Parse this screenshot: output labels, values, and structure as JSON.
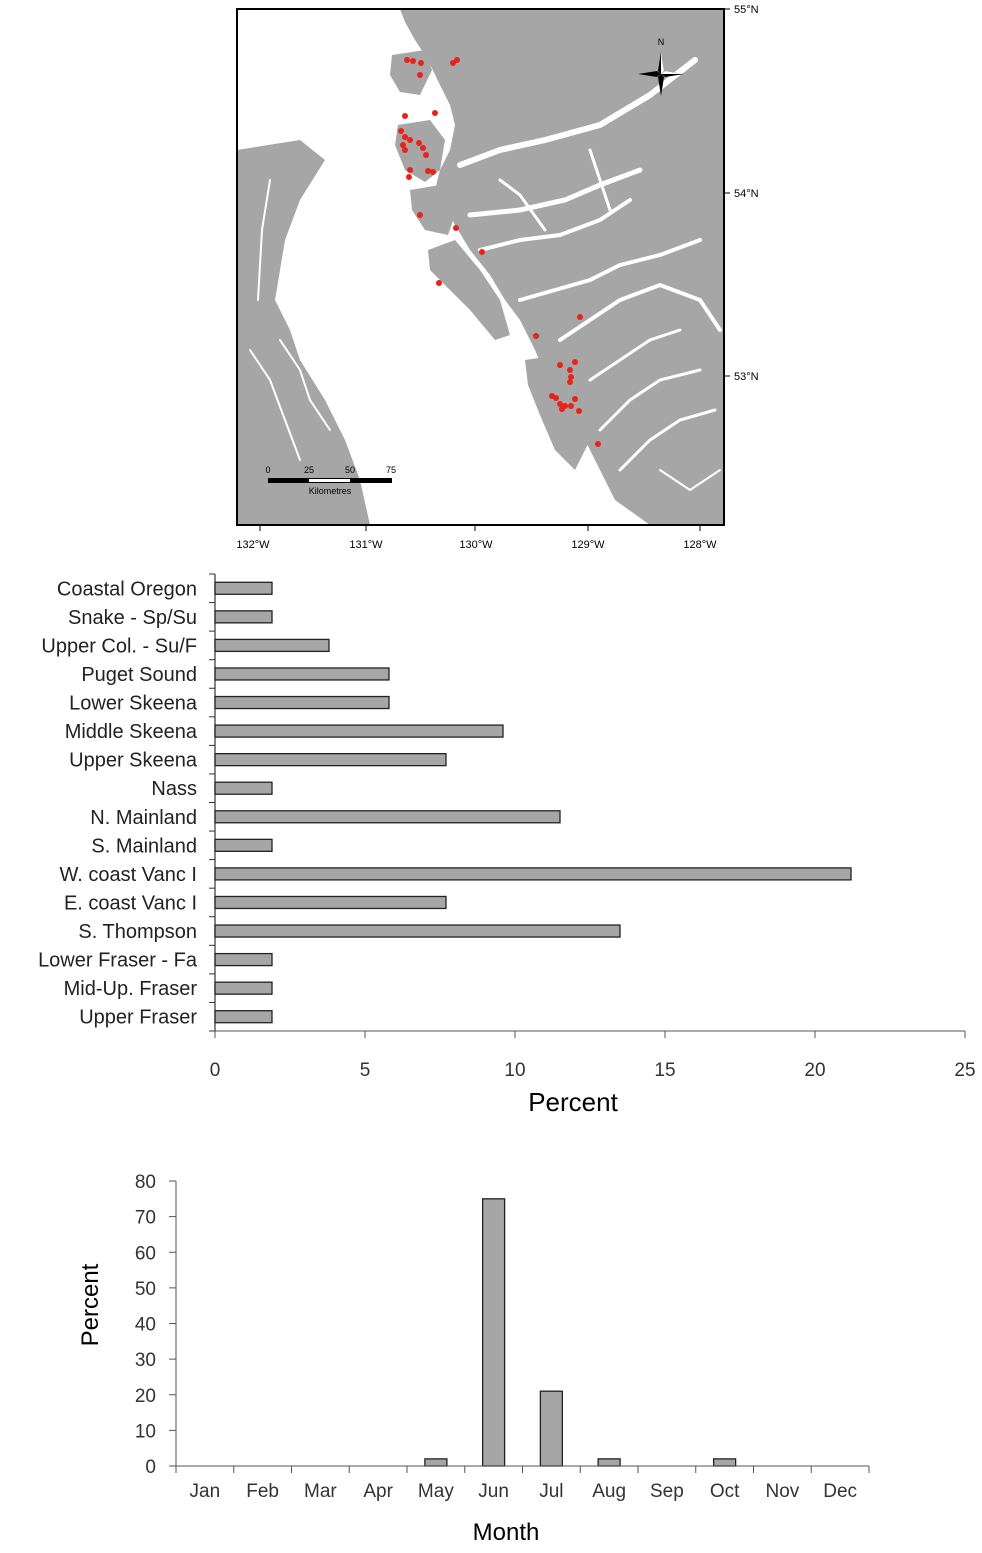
{
  "map": {
    "lat_labels": [
      "55°N",
      "54°N",
      "53°N"
    ],
    "lon_labels": [
      "132°W",
      "131°W",
      "130°W",
      "129°W",
      "128°W"
    ],
    "north_label": "N",
    "scale_ticks": [
      "0",
      "25",
      "50",
      "75"
    ],
    "scale_unit": "Kilometres",
    "colors": {
      "land": "#a6a6a6",
      "water": "#ffffff",
      "point": "#e8231b"
    }
  },
  "chart_data": [
    {
      "type": "bar",
      "orientation": "horizontal",
      "categories": [
        "Coastal Oregon",
        "Snake - Sp/Su",
        "Upper Col. - Su/F",
        "Puget Sound",
        "Lower Skeena",
        "Middle Skeena",
        "Upper Skeena",
        "Nass",
        "N. Mainland",
        "S. Mainland",
        "W. coast Vanc I",
        "E. coast Vanc I",
        "S. Thompson",
        "Lower Fraser - Fa",
        "Mid-Up. Fraser",
        "Upper Fraser"
      ],
      "values": [
        1.9,
        1.9,
        3.8,
        5.8,
        5.8,
        9.6,
        7.7,
        1.9,
        11.5,
        1.9,
        21.2,
        7.7,
        13.5,
        1.9,
        1.9,
        1.9
      ],
      "xlabel": "Percent",
      "ylabel": "",
      "xlim": [
        0,
        25
      ],
      "xticks": [
        "0",
        "5",
        "10",
        "15",
        "20",
        "25"
      ],
      "grid": false,
      "bar_color": "#a6a6a6"
    },
    {
      "type": "bar",
      "orientation": "vertical",
      "categories": [
        "Jan",
        "Feb",
        "Mar",
        "Apr",
        "May",
        "Jun",
        "Jul",
        "Aug",
        "Sep",
        "Oct",
        "Nov",
        "Dec"
      ],
      "values": [
        0,
        0,
        0,
        0,
        2,
        75,
        21,
        2,
        0,
        2,
        0,
        0
      ],
      "xlabel": "Month",
      "ylabel": "Percent",
      "ylim": [
        0,
        80
      ],
      "yticks": [
        "0",
        "10",
        "20",
        "30",
        "40",
        "50",
        "60",
        "70",
        "80"
      ],
      "grid": false,
      "bar_color": "#a6a6a6"
    }
  ]
}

======

Exclude every picture and copy the remaining data exactly.

Parse this screenshot: output labels, values, and structure as JSON.
{
  "map": {
    "lat_labels": [
      "55°N",
      "54°N",
      "53°N"
    ],
    "lon_labels": [
      "132°W",
      "131°W",
      "130°W",
      "129°W",
      "128°W"
    ],
    "north_label": "N",
    "scale_ticks": [
      "0",
      "25",
      "50",
      "75"
    ],
    "scale_unit": "Kilometres",
    "colors": {
      "land": "#a6a6a6",
      "water": "#ffffff",
      "point": "#e8231b"
    }
  },
  "chart_data": [
    {
      "type": "bar",
      "orientation": "horizontal",
      "categories": [
        "Coastal Oregon",
        "Snake - Sp/Su",
        "Upper Col. - Su/F",
        "Puget Sound",
        "Lower Skeena",
        "Middle Skeena",
        "Upper Skeena",
        "Nass",
        "N. Mainland",
        "S. Mainland",
        "W. coast Vanc I",
        "E. coast Vanc I",
        "S. Thompson",
        "Lower Fraser - Fa",
        "Mid-Up. Fraser",
        "Upper Fraser"
      ],
      "values": [
        1.9,
        1.9,
        3.8,
        5.8,
        5.8,
        9.6,
        7.7,
        1.9,
        11.5,
        1.9,
        21.2,
        7.7,
        13.5,
        1.9,
        1.9,
        1.9
      ],
      "xlabel": "Percent",
      "ylabel": "",
      "xlim": [
        0,
        25
      ],
      "xticks": [
        "0",
        "5",
        "10",
        "15",
        "20",
        "25"
      ],
      "grid": false,
      "bar_color": "#a6a6a6"
    },
    {
      "type": "bar",
      "orientation": "vertical",
      "categories": [
        "Jan",
        "Feb",
        "Mar",
        "Apr",
        "May",
        "Jun",
        "Jul",
        "Aug",
        "Sep",
        "Oct",
        "Nov",
        "Dec"
      ],
      "values": [
        0,
        0,
        0,
        0,
        2,
        75,
        21,
        2,
        0,
        2,
        0,
        0
      ],
      "xlabel": "Month",
      "ylabel": "Percent",
      "ylim": [
        0,
        80
      ],
      "yticks": [
        "0",
        "10",
        "20",
        "30",
        "40",
        "50",
        "60",
        "70",
        "80"
      ],
      "grid": false,
      "bar_color": "#a6a6a6"
    }
  ]
}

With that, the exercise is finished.